"""

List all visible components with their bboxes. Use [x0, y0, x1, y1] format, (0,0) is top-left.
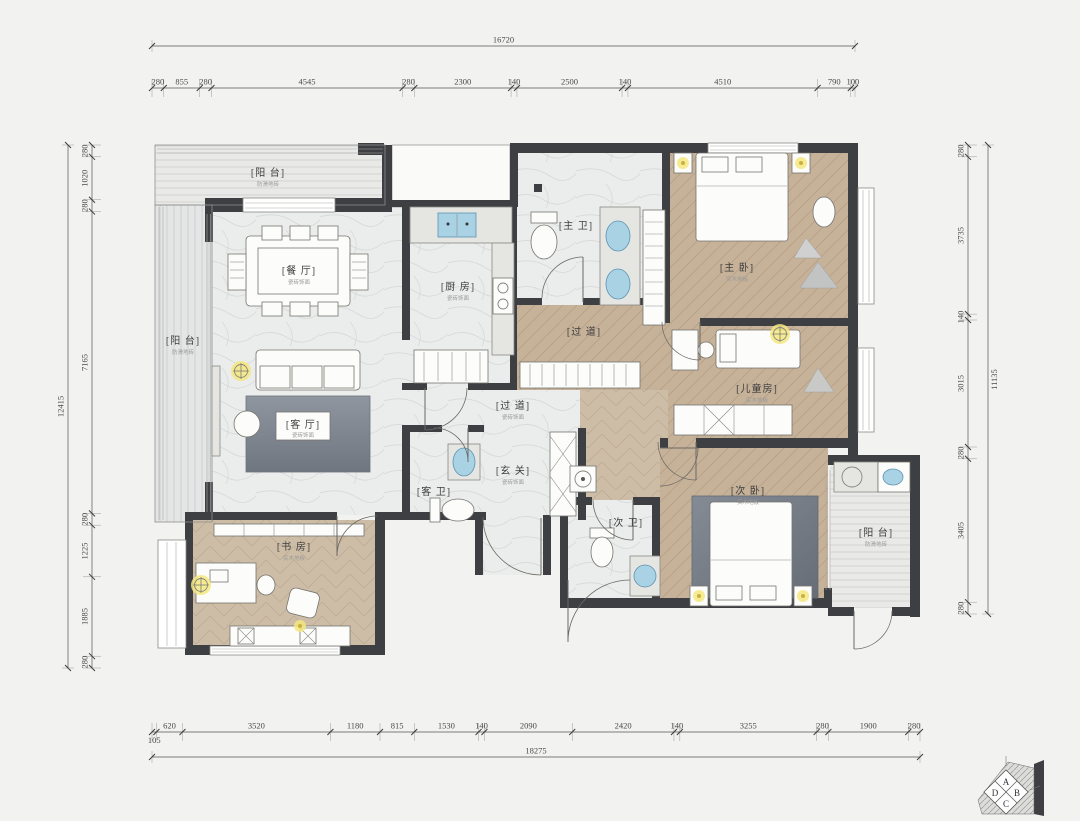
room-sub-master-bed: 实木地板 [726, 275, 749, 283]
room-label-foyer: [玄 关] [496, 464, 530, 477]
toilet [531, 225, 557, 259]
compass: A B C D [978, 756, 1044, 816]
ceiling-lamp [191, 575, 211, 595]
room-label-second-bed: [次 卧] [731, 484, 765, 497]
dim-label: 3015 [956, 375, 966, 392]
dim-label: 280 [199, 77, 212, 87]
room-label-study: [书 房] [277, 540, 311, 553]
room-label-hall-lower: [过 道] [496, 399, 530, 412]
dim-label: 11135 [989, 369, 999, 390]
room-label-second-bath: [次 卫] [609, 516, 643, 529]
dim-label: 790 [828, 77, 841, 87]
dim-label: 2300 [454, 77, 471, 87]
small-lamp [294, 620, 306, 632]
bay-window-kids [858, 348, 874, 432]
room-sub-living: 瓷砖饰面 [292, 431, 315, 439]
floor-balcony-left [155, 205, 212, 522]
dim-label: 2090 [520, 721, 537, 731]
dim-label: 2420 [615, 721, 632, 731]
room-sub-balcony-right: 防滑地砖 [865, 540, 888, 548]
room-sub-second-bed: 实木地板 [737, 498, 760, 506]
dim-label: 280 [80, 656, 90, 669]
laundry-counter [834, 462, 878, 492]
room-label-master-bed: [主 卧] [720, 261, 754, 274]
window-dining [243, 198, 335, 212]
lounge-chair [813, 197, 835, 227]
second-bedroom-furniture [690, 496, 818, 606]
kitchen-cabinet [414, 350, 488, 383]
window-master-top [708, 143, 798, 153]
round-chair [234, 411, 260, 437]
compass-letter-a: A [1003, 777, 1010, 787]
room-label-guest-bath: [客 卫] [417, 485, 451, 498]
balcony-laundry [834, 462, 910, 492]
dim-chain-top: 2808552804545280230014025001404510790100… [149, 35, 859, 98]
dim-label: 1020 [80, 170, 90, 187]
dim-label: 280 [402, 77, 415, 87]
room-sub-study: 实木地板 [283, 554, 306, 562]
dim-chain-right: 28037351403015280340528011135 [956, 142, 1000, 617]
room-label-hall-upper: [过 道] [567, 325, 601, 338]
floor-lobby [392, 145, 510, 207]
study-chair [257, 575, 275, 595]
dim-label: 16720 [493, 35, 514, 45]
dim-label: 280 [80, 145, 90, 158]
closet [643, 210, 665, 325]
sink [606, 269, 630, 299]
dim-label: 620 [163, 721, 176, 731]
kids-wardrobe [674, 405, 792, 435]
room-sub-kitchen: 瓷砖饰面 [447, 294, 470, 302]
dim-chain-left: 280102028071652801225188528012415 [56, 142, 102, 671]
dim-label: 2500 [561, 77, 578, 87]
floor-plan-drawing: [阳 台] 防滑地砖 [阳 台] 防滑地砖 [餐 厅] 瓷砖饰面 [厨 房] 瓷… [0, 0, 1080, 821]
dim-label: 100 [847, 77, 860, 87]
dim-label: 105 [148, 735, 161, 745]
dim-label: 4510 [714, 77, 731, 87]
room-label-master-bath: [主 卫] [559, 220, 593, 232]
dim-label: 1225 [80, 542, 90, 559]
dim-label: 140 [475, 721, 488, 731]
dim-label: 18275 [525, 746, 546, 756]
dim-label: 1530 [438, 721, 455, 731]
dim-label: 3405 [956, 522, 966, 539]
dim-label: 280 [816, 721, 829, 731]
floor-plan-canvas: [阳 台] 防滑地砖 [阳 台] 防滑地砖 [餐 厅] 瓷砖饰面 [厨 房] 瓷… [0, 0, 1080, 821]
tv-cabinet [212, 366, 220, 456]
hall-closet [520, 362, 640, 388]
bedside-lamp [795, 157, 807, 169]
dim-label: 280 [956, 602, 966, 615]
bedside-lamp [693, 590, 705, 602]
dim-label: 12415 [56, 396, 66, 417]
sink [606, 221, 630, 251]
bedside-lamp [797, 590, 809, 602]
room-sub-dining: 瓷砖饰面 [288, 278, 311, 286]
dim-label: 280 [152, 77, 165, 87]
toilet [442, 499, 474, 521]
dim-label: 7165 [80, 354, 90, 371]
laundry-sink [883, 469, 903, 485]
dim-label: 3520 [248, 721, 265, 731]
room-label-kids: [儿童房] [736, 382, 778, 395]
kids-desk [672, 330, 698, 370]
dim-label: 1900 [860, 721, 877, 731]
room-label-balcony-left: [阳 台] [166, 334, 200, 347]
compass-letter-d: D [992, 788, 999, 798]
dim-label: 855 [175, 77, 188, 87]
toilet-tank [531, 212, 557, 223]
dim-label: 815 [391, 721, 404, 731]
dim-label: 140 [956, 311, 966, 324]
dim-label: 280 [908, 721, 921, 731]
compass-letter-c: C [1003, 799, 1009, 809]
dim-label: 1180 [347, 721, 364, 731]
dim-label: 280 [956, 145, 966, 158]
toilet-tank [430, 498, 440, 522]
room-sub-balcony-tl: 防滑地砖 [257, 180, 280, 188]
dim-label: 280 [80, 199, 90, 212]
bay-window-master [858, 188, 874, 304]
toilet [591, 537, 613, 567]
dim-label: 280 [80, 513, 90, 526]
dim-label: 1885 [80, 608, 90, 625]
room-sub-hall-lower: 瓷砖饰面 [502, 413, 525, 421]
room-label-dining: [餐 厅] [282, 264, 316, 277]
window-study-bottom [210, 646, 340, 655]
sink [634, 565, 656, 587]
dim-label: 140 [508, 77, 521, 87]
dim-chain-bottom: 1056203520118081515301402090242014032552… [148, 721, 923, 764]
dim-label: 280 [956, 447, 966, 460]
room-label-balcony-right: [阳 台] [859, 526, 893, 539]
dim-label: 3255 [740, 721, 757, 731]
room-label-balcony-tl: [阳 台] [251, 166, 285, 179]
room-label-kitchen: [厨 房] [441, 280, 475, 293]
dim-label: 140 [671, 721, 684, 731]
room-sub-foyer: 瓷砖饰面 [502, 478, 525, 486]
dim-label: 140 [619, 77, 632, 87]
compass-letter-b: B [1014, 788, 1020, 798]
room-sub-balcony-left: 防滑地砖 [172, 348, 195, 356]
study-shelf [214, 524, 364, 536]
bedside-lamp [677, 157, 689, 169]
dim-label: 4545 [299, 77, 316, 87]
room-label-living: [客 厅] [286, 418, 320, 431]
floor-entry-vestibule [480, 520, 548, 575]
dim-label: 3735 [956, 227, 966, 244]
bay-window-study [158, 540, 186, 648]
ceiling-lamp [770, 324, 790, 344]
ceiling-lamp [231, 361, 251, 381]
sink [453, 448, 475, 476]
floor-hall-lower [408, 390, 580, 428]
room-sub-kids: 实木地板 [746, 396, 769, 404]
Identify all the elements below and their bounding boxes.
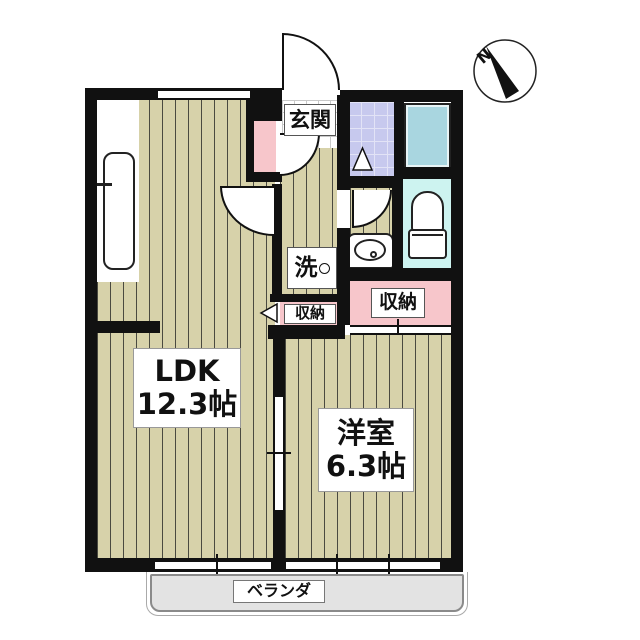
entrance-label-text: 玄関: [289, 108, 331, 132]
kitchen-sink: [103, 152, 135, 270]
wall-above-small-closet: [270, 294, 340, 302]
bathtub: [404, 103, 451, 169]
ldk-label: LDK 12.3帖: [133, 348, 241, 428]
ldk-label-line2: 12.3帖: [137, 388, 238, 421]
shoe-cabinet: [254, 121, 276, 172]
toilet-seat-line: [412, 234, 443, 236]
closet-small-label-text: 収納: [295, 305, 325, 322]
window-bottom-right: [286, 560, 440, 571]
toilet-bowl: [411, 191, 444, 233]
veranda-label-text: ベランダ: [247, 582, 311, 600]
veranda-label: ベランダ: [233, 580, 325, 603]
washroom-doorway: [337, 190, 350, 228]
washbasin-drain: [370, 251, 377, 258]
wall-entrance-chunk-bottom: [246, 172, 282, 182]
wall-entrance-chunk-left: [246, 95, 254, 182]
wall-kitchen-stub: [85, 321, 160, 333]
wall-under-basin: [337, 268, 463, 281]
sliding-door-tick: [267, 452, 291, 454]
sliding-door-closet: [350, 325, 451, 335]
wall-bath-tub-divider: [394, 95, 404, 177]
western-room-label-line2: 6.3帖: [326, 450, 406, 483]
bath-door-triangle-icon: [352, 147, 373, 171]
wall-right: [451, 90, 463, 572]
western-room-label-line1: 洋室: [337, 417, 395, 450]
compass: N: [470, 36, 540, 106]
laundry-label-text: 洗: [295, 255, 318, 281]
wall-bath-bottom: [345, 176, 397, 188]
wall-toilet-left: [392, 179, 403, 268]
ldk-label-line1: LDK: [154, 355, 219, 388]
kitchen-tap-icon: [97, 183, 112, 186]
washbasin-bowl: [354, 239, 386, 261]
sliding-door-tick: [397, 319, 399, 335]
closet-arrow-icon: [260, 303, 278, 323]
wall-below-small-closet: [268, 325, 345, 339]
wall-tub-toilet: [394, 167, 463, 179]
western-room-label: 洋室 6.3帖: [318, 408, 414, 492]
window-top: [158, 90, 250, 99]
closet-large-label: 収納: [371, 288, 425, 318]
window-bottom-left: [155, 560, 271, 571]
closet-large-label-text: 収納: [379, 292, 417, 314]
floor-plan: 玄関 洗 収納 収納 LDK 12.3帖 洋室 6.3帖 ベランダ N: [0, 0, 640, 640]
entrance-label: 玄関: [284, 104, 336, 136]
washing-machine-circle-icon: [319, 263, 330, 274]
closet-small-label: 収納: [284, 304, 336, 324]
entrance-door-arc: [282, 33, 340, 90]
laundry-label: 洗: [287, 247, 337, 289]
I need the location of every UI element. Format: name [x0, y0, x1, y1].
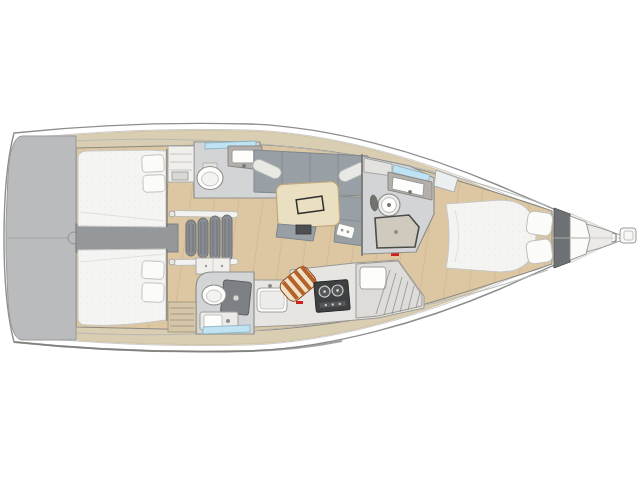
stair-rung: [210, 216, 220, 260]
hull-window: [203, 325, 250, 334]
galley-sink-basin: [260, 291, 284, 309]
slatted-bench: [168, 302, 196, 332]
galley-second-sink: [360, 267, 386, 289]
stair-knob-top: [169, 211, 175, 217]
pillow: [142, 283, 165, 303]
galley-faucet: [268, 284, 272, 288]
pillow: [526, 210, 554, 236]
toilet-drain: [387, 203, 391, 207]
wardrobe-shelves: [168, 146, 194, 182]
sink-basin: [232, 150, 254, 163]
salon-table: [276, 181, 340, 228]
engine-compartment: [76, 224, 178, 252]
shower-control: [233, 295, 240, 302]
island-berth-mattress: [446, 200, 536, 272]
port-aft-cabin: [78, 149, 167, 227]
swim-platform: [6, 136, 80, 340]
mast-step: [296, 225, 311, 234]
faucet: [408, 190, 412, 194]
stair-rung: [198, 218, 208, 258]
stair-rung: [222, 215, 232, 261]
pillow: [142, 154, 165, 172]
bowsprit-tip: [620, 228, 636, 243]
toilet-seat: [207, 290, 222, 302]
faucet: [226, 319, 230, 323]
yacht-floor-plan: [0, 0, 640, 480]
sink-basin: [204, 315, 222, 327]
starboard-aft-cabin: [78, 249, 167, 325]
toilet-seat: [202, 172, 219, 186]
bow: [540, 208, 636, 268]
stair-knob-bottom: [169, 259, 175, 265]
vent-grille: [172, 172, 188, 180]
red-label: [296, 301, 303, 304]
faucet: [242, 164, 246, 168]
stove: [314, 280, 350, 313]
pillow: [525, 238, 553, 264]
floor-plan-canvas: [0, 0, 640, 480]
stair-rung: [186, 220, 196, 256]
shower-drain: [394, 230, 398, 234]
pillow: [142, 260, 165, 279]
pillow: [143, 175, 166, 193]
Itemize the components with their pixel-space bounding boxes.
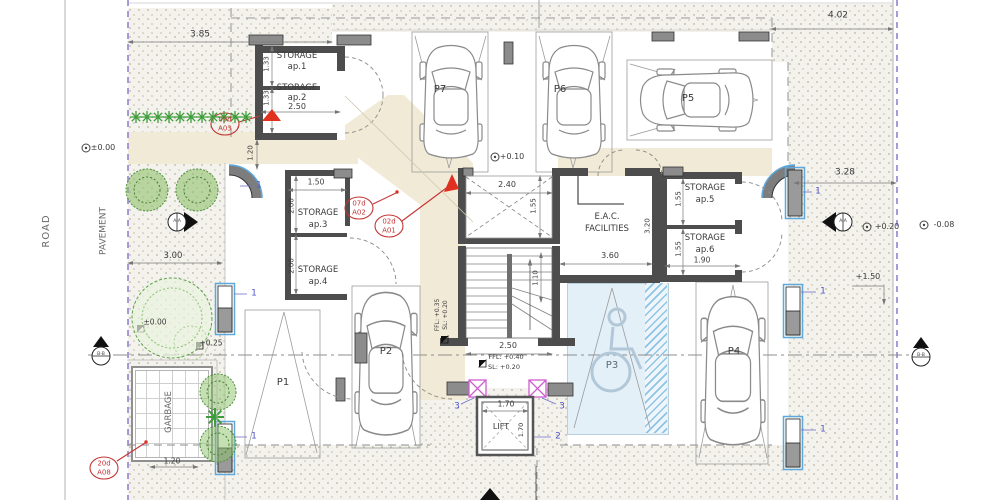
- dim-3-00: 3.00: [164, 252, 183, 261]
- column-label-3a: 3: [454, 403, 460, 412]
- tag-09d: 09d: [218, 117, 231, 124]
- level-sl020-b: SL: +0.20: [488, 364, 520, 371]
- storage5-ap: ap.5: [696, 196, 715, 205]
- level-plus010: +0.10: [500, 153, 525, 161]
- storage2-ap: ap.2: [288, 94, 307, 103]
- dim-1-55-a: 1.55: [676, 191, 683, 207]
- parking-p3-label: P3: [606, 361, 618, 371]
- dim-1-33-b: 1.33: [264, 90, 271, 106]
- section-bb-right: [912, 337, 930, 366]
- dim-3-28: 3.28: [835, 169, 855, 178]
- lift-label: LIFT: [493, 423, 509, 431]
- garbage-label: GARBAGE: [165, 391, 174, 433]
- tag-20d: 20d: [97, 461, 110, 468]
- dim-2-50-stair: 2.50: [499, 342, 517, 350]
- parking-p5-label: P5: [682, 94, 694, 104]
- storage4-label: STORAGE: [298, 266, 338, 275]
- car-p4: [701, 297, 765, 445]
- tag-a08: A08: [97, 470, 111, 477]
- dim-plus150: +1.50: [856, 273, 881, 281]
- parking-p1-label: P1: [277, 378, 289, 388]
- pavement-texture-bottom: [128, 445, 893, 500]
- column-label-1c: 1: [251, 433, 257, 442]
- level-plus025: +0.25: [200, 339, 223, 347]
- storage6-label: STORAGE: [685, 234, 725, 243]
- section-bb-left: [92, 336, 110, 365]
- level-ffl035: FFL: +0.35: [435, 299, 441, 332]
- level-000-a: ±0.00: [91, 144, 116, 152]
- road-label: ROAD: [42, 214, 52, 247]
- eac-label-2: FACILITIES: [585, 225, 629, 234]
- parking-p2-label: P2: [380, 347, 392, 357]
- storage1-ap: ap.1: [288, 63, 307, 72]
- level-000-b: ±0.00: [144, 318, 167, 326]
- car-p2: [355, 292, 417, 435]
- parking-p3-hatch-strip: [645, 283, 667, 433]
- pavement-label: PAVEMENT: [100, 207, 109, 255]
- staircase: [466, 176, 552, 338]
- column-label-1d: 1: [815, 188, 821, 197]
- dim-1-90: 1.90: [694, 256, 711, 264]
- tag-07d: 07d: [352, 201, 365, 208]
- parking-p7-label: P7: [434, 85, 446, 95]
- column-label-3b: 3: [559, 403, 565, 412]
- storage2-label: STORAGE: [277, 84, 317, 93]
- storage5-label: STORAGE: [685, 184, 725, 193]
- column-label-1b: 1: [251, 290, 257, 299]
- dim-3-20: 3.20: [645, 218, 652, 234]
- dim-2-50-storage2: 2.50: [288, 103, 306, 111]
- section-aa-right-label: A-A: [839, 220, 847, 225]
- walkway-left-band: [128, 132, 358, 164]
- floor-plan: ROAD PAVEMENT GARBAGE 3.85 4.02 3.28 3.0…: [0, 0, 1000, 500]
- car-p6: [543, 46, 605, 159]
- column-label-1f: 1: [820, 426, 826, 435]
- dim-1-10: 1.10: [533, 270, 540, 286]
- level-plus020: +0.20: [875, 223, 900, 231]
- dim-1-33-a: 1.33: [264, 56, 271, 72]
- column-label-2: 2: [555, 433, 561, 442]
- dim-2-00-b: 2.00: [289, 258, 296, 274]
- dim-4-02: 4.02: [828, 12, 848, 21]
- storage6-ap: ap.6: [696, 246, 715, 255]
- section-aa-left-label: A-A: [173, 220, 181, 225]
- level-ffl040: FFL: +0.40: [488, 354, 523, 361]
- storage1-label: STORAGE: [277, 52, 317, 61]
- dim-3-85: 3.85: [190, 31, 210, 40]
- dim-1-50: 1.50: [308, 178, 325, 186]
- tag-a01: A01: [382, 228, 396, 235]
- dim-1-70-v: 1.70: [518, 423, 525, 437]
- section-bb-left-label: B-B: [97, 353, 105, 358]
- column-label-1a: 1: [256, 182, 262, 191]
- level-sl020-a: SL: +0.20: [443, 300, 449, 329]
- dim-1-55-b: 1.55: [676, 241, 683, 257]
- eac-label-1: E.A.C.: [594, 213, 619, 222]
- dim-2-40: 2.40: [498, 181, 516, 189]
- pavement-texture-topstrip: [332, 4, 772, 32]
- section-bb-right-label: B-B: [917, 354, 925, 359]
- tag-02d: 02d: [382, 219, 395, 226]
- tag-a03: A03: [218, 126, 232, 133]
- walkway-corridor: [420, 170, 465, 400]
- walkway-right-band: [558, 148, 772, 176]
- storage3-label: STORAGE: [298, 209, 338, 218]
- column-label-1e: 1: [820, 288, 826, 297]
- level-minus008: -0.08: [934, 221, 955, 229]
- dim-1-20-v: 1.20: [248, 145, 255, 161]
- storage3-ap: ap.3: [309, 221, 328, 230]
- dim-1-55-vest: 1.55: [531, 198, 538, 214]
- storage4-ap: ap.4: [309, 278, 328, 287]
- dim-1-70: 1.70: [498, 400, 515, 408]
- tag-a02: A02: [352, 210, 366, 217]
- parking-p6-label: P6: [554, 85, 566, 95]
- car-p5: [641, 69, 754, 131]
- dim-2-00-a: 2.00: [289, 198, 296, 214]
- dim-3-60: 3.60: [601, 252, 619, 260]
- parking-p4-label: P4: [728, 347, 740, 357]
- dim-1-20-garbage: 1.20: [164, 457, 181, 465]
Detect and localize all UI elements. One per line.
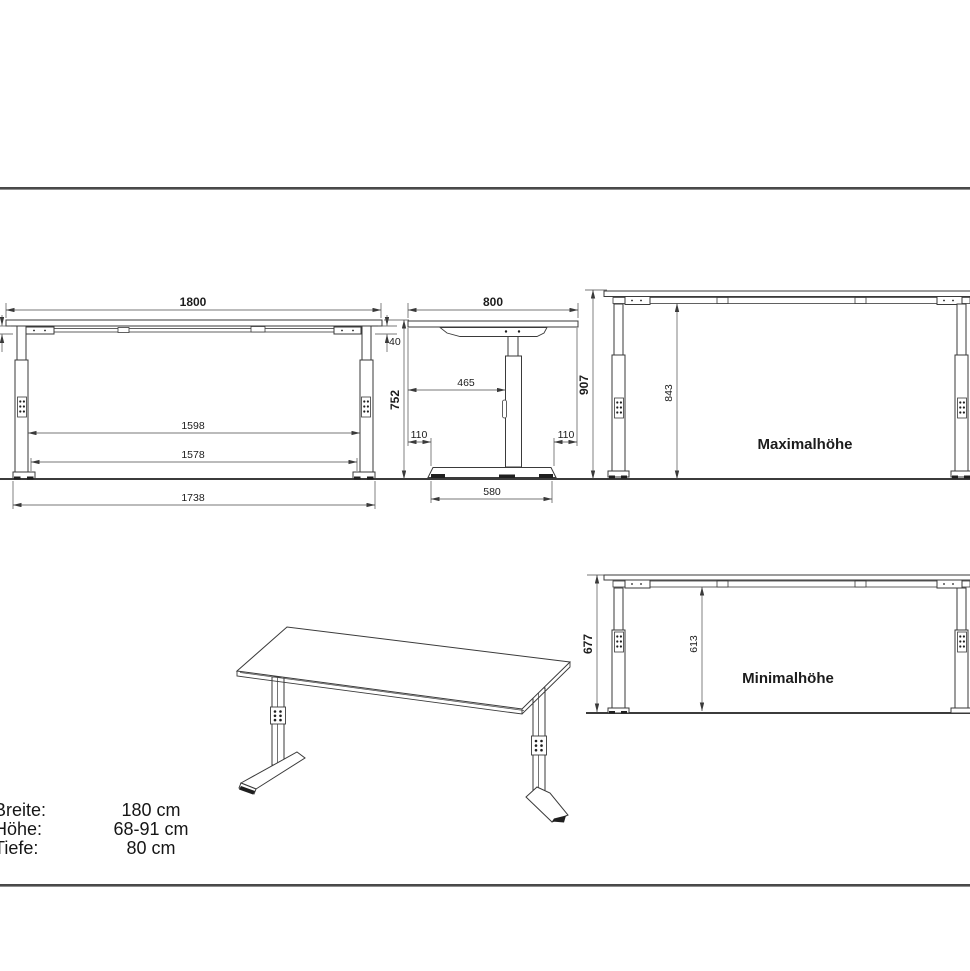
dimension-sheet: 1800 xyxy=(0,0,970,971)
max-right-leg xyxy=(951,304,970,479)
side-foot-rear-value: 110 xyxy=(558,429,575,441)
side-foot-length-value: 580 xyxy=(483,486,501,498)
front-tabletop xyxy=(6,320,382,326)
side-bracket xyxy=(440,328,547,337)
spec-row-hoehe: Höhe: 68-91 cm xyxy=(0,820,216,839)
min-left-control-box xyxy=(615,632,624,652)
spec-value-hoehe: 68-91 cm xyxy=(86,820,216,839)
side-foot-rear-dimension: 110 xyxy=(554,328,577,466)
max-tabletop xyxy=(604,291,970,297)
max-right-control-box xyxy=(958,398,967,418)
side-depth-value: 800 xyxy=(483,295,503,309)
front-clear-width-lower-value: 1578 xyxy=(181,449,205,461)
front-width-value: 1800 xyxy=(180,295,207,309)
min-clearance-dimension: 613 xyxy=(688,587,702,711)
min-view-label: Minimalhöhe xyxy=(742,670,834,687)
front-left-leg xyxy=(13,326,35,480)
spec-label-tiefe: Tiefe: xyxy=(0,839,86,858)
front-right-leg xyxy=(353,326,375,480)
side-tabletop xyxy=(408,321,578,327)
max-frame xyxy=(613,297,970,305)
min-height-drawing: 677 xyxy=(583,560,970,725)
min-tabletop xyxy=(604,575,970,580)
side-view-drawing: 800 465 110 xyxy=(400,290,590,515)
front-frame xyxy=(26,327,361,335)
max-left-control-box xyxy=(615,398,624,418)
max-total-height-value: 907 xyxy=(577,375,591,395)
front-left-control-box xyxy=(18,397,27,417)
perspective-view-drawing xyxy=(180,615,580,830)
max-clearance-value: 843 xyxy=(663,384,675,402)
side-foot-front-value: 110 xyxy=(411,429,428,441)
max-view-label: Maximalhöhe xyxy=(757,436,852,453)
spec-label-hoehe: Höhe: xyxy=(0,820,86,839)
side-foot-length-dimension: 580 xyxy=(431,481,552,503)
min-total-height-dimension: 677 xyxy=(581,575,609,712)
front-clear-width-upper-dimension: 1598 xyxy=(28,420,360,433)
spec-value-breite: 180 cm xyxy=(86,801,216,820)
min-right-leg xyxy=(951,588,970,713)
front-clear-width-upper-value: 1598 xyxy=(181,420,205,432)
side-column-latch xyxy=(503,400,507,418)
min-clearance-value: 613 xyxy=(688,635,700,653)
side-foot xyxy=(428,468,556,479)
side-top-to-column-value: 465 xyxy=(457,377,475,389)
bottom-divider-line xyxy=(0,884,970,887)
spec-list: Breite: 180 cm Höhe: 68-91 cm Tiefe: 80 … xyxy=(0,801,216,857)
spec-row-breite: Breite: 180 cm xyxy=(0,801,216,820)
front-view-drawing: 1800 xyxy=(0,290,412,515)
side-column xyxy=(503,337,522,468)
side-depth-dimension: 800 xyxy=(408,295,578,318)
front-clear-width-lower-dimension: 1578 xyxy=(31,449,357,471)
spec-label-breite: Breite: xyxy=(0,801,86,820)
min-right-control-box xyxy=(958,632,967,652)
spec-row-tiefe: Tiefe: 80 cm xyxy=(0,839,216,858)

"""

Given instruction: Write out the lines verbatim, starting with the line that contains "room-sub-master-bed: 实木地板 [726, 275, 749, 283]" and ending with the line that contains "dim-label: 3015 [956, 375, 966, 392]", both included.

Answer for this exercise:
room-sub-master-bed: 实木地板 [726, 275, 749, 283]
room-label-foyer: [玄 关] [496, 464, 530, 477]
toilet [531, 225, 557, 259]
compass: A B C D [978, 756, 1044, 816]
ceiling-lamp [191, 575, 211, 595]
room-label-second-bed: [次 卧] [731, 484, 765, 497]
dim-label: 3015 [956, 375, 966, 392]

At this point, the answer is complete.